* **Task details**
In the data below, find every line with the string "Saint" and pull it out.
◇ ◇ ◇ ◇
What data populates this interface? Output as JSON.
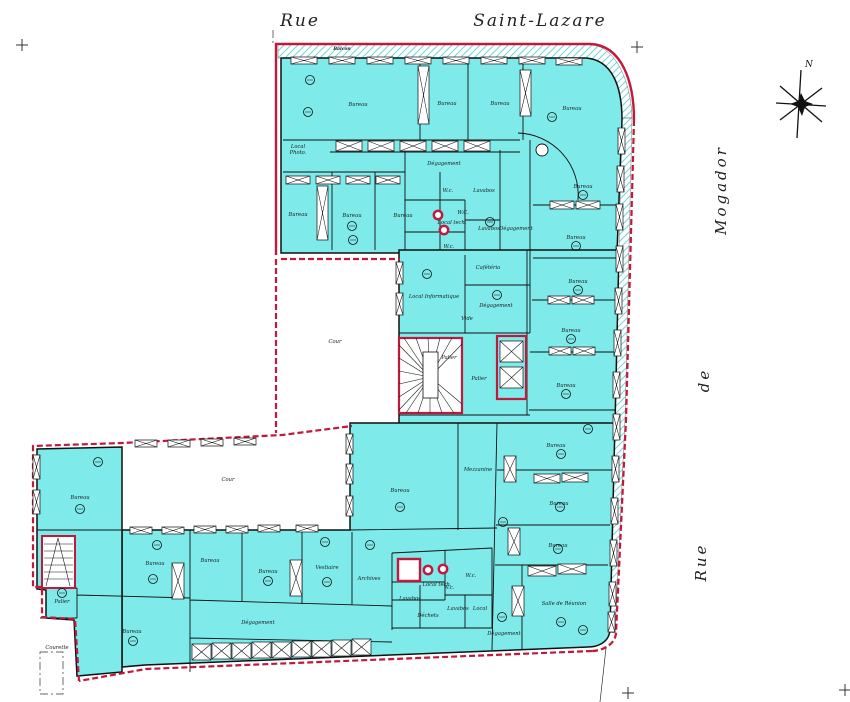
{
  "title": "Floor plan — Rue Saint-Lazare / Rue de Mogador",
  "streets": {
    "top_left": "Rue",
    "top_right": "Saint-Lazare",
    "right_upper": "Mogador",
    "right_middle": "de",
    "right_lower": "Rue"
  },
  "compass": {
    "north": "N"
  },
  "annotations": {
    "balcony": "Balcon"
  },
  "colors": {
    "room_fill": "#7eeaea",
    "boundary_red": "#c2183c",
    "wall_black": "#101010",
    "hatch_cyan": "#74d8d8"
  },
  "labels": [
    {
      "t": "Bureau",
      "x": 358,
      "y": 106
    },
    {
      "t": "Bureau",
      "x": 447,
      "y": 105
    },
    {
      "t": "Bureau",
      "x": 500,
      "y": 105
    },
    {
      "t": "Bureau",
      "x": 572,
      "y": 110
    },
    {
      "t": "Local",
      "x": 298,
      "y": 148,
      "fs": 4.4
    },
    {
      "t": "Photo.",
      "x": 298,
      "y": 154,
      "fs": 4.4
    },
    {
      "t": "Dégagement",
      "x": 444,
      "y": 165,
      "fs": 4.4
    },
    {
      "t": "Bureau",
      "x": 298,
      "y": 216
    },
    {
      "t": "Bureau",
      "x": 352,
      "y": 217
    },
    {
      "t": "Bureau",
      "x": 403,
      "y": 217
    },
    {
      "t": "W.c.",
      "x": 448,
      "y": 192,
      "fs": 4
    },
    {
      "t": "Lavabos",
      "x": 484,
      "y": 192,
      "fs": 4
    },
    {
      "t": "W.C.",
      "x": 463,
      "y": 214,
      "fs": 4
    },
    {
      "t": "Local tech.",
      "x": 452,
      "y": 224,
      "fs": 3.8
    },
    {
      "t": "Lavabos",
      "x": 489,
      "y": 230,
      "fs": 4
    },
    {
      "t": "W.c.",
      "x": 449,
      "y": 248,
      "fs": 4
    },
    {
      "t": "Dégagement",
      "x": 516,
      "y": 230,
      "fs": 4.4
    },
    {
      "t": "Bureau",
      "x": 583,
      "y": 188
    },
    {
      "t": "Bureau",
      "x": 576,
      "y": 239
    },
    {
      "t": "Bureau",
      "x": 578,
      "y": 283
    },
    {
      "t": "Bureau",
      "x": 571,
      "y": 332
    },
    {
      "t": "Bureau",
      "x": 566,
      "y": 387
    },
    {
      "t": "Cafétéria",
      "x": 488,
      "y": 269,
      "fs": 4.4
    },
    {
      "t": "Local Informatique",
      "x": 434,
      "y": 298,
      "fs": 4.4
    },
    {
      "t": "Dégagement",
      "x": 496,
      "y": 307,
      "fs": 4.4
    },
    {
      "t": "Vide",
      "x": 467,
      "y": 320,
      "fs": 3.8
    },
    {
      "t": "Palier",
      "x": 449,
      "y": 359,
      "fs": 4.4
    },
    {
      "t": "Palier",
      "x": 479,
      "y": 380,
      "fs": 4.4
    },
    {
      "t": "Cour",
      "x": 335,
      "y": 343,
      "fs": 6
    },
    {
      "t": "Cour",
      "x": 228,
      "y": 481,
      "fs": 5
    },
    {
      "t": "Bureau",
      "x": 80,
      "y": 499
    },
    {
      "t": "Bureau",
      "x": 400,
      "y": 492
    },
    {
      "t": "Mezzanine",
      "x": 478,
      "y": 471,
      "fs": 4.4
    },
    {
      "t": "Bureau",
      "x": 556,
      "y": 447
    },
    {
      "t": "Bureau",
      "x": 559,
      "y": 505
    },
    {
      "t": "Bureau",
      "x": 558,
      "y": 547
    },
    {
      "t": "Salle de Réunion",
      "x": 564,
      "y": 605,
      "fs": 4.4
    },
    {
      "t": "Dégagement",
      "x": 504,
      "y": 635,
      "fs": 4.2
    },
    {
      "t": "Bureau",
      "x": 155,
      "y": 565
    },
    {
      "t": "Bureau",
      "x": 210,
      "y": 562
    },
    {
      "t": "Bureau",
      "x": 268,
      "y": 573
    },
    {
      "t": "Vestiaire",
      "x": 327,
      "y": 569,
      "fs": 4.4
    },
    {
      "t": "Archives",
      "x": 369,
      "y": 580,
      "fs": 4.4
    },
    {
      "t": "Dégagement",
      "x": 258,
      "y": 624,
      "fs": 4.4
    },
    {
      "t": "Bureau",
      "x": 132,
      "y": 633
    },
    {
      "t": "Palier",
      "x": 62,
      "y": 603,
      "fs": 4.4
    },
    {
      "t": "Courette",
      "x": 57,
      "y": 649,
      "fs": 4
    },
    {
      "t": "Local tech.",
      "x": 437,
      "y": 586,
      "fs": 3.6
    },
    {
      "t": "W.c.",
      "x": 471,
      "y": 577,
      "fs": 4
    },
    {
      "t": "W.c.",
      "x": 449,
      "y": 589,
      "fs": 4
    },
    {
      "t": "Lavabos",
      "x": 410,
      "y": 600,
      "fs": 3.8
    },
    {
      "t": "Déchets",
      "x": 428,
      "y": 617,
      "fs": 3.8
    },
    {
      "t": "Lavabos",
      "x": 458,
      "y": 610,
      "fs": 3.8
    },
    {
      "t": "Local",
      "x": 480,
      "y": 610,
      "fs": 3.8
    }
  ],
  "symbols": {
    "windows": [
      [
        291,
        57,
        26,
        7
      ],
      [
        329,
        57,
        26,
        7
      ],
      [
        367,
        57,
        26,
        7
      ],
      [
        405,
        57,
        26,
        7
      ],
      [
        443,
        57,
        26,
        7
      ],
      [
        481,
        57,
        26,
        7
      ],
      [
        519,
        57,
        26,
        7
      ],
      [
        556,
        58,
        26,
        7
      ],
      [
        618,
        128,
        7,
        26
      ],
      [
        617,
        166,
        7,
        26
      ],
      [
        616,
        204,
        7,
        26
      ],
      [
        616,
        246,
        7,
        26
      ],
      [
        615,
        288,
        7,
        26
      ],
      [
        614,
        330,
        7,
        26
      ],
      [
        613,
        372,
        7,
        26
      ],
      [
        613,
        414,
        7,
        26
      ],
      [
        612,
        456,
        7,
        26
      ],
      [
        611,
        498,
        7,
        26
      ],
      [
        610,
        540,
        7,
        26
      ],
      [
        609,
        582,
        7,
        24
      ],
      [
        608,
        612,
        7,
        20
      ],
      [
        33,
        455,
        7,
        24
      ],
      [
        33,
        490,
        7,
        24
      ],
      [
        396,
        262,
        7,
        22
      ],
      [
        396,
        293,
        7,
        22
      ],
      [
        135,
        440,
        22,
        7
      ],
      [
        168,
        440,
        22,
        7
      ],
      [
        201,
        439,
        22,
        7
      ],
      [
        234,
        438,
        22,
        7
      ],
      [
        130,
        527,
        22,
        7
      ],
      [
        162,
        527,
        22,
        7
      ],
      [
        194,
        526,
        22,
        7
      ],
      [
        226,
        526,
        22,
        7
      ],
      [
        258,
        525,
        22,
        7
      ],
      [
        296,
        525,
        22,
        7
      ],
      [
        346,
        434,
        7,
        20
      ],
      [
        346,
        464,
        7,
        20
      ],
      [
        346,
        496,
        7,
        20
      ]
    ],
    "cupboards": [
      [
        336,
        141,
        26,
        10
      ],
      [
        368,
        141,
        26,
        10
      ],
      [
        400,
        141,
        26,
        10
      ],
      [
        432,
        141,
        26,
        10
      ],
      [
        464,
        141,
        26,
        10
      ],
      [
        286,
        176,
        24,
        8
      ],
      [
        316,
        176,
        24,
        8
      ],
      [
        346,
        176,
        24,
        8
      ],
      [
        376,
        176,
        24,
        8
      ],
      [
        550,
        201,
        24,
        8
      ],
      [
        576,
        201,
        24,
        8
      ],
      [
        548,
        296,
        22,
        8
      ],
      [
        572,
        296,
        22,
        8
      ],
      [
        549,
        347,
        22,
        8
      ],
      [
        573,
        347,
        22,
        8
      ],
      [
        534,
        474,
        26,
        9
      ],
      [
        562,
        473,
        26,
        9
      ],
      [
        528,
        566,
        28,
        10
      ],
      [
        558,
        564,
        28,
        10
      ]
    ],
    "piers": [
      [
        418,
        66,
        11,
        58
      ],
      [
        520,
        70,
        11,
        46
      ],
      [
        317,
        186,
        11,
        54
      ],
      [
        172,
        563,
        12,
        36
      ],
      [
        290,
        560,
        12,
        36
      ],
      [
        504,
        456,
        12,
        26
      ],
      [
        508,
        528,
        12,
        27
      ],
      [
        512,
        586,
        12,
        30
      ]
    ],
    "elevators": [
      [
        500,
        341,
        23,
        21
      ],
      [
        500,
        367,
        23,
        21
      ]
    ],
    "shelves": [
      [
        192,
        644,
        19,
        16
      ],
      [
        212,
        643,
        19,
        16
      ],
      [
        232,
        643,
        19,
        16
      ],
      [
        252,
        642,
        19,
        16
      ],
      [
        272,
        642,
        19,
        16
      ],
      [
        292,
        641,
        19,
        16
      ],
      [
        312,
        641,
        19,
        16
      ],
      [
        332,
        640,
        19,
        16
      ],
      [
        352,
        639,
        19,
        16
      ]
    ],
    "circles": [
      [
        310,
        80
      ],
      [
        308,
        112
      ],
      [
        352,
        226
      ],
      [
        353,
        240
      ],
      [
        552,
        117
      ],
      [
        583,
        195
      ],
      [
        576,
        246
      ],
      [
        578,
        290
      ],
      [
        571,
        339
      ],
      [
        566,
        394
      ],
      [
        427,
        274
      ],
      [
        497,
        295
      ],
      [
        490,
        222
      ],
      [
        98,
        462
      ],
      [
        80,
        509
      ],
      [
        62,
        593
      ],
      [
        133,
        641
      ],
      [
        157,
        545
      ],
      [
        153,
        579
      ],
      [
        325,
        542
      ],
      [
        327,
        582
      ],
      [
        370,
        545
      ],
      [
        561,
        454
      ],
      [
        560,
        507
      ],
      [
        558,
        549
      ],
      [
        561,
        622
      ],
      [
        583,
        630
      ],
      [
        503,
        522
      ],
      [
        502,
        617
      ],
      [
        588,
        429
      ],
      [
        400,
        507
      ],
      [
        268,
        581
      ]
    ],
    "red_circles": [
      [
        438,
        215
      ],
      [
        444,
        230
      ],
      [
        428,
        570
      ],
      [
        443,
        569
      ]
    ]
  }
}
◇ ◇ ◇ ◇
* **Expected answer**
  "title": "Floor plan — Rue Saint-Lazare / Rue de Mogador",
    "top_right": "Saint-Lazare",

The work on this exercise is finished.